I still am having a hard time realizing that he's not here. When I water my lawn I see him in the window watching me and then running to the other window to see me walk in the house, and then meeting me at the front door. But he's not there.]
I miss him everyday, and it really does kind of mess with my emotions and make me not care so much for life anymore. I'm still an emotional wreck over of it. I don't seem to be be as outgoing as I was, or really have that drive to do my best or better than I can do, and nobody - not even Tristan seems to understand this. If I bring it up, I just cry or it just gets disregarded. I miss him dearly but I'd love to be myself again. When we went up to my Mom's Hallow's Eve party she gave us Pocket's headstone. It's so cute. It's got his picture on it and everything. It's back infront of his tree stump. I've been finding it harder and harder to go out and light his candles lately. :(
I've got my Honey, and she's a delight, but she makes me miss Pocket all that much more.
My little Miss Honey is 4 months old, a carmel/brown with a white patch on her chest, and loves to chomp on anything and everything. I brought her home two nights after Pocket had passed away. I didn't really want to because I thought that he'd be looking down thinking that I'd re-placed him. But I wasn't he knew that she was coming. I had to get Honey because my friend Sheryl had a foster-child, who's five, and didn't like dogs, and she was scared that he's hurt the puppies. I was sad about the whole thing. It was going to be Pixie and Pocket. Once I got her home I didn't feel comfortable naming her Pixie cuz I don't have Pocket. So I decided that Honey would work out fine.

= ACTIVITY LIST =
1. Decide whether each statement agrees with the text about Pocket: (a) Honey came home two nights after Pocket died; (b) Pocket's headstone was a gift from the writer's Mom at her Hallow's Eve party; (c) the writer gave the new puppy the name Pixie. For each, answer yes or no and quote the deciding words.
2. Reproduce the passage of the text about Pocket from "My little Miss" to "work out fine.", word for word.

= MATERIAL PROVIDED =
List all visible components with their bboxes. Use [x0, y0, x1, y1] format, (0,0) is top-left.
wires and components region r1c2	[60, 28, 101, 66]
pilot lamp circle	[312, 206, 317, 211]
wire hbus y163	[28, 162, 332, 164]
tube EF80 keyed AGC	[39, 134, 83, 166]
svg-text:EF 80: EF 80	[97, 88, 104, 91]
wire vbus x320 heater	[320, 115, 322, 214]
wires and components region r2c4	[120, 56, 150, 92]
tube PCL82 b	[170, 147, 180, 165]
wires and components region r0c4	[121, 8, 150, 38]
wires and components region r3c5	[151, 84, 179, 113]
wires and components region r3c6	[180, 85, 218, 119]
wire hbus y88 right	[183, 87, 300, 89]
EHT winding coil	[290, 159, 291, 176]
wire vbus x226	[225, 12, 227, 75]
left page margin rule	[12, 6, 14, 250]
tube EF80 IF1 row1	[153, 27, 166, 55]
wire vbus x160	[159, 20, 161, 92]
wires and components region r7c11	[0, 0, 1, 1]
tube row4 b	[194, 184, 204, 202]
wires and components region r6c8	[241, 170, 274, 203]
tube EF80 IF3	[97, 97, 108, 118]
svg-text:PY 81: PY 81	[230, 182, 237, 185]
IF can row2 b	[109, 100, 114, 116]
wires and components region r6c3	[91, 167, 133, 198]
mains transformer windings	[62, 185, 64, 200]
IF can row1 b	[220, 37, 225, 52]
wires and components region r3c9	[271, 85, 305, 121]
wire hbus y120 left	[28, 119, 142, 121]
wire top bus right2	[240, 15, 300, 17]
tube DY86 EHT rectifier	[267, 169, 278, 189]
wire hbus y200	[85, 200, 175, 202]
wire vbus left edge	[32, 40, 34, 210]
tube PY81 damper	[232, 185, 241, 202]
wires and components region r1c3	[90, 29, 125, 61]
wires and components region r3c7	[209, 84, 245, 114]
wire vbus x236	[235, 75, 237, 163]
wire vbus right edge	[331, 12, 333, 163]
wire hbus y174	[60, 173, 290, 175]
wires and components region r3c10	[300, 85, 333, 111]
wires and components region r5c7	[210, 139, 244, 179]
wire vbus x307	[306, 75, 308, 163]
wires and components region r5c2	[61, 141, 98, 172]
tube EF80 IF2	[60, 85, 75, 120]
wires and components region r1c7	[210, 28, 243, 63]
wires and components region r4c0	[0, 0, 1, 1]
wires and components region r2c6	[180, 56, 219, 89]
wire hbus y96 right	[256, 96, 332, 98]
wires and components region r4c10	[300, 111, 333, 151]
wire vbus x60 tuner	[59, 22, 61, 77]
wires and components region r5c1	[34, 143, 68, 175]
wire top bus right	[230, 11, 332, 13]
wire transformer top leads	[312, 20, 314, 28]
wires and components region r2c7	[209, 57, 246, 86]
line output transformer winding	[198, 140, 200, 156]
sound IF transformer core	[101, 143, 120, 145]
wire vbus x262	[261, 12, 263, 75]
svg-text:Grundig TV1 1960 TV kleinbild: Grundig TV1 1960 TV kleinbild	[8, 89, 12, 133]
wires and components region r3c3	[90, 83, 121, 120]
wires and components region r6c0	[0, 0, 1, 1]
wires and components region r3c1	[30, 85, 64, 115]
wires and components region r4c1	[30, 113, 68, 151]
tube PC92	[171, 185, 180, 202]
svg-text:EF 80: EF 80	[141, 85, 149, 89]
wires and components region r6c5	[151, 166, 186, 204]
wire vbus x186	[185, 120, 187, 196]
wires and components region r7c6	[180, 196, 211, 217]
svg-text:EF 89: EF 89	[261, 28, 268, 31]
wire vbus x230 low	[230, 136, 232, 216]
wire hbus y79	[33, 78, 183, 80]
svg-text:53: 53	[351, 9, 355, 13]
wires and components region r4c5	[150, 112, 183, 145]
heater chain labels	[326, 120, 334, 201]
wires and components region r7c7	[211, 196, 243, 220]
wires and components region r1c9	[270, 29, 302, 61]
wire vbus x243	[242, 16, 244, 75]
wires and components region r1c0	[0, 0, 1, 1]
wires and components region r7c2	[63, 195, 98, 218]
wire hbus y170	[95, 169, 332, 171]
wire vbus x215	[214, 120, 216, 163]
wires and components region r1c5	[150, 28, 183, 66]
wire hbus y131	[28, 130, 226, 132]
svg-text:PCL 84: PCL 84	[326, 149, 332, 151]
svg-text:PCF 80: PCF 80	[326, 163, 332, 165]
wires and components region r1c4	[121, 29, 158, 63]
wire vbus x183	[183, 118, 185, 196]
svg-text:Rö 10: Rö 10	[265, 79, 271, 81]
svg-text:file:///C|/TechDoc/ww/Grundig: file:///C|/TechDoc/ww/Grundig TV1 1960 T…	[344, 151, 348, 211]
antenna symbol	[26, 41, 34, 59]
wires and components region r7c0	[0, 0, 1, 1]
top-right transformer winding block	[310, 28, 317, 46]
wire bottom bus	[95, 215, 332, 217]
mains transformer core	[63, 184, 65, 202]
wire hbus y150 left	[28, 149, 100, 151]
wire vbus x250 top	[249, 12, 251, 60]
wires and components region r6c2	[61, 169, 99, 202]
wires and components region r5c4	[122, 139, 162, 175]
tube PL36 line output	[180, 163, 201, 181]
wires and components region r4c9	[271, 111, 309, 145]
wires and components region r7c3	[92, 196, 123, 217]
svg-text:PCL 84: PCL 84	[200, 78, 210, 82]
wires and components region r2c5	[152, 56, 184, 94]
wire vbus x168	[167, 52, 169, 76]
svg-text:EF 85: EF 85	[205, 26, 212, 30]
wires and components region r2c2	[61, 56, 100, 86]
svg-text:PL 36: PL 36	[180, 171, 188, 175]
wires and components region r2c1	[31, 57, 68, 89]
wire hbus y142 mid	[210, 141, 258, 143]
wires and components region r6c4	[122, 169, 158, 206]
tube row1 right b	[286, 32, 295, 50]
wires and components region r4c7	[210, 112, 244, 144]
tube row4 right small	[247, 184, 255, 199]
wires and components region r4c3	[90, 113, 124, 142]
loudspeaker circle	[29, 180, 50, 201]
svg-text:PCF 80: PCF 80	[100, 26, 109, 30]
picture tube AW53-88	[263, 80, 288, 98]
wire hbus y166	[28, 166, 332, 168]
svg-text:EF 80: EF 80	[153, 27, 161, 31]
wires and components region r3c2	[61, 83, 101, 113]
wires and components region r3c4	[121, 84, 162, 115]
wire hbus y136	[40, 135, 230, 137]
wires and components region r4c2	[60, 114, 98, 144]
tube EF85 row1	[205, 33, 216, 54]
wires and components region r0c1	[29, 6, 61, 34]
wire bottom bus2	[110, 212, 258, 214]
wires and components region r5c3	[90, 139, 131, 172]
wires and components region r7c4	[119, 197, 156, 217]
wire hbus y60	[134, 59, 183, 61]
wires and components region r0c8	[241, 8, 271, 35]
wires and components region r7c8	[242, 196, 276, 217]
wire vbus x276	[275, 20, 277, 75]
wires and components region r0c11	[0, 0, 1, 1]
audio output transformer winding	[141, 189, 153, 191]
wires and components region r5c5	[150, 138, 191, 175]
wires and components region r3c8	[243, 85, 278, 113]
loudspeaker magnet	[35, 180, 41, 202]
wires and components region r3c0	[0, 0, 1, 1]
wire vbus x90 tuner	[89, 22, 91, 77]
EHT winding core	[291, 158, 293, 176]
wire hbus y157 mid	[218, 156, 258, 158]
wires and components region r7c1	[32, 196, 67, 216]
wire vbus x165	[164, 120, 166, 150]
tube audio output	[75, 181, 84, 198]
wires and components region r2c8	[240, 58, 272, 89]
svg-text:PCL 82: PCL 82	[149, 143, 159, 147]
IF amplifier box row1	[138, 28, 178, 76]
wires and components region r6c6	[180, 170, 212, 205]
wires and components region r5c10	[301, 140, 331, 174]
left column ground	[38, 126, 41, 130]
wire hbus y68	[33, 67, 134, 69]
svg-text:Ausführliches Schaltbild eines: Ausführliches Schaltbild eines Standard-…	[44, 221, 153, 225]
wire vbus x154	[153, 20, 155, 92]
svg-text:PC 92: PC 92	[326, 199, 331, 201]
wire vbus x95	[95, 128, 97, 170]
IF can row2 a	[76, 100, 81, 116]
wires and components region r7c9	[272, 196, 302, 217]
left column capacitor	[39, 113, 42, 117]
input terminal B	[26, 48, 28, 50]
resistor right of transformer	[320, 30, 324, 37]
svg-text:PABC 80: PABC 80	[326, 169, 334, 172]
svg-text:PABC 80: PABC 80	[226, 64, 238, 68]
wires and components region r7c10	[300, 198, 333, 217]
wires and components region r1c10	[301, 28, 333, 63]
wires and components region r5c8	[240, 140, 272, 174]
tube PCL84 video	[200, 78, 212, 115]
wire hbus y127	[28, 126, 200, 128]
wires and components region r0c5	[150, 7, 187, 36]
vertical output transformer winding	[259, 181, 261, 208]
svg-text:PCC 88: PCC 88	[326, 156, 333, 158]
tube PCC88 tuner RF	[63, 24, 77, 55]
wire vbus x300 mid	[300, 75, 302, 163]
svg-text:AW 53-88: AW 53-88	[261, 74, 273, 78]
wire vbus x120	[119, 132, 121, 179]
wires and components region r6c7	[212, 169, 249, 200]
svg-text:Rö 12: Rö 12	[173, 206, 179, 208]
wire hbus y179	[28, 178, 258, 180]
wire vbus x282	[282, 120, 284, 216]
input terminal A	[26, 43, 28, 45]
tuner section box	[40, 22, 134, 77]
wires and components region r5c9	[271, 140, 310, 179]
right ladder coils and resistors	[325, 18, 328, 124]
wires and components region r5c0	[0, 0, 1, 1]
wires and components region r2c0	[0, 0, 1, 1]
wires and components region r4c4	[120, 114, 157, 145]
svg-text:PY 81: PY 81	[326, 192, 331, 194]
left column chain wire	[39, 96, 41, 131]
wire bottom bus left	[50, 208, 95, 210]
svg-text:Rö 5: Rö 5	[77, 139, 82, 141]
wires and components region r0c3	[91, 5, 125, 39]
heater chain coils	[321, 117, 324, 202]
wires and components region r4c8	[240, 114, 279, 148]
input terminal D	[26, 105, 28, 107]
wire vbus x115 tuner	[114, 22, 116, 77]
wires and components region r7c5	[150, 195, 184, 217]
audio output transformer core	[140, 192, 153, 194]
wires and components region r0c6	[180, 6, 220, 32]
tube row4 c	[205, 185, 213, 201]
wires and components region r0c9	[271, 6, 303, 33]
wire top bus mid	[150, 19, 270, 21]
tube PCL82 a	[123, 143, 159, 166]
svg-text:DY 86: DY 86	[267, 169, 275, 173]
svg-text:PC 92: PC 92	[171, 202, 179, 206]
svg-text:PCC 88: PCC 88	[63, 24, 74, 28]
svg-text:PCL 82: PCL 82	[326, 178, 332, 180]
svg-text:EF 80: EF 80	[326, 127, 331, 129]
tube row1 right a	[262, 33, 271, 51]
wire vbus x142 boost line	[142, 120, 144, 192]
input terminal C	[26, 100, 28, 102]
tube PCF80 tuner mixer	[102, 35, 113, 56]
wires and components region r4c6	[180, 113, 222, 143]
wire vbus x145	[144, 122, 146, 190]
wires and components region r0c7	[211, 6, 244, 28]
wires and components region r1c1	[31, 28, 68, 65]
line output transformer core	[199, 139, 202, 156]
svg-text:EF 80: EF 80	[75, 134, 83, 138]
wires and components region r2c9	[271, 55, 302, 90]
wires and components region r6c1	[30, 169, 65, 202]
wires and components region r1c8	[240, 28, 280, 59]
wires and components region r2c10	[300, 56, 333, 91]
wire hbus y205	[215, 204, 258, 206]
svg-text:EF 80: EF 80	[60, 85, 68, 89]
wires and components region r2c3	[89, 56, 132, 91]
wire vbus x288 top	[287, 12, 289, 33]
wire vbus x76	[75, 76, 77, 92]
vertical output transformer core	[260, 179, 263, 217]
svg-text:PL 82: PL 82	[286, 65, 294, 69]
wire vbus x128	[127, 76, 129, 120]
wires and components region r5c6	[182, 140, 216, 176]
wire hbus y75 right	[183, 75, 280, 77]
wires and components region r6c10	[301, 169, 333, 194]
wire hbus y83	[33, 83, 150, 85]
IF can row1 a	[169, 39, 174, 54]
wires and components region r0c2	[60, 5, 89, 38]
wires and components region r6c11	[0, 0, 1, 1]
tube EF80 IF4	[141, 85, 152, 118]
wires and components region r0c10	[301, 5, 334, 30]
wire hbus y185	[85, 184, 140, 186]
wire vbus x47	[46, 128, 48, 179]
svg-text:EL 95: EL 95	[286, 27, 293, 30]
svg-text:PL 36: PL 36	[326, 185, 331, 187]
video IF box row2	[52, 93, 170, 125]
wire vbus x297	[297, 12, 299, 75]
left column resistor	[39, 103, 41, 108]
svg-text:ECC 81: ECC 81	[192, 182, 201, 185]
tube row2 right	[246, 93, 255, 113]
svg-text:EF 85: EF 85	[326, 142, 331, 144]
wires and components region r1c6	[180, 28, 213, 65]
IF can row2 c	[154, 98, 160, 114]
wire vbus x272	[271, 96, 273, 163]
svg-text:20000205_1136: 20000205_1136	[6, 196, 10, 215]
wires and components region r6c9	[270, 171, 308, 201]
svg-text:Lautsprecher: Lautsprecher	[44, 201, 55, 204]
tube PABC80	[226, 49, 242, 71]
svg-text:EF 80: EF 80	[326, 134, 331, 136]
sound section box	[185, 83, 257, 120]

= EXPECTED OUTPUTS =
1.
(a) Yes: "I brought her home two nights after Pocket had passed away."
(b) Yes: "When we went up to my Mom's Hallow's Eve party she gave us Pocket's headstone."
(c) No: "Once I got her home I didn't feel comfortable naming her Pixie cuz I don't have Pocket. So I decided that Honey would work out fine."

2.
My little Miss Honey is 4 months old, a carmel/brown with a white patch on her chest, and loves to chomp on anything and everything. I brought her home two nights after Pocket had passed away. I didn't really want to because I thought that he'd be looking down thinking that I'd re-placed him. But I wasn't he knew that she was coming. I had to get Honey because my friend Sheryl had a foster-child, who's five, and didn't like dogs, and she was scared that he's hurt the puppies. I was sad about the whole thing. It was going to be Pixie and Pocket. Once I got her home I didn't feel comfortable naming her Pixie cuz I don't have Pocket. So I decided that Honey would work out fine.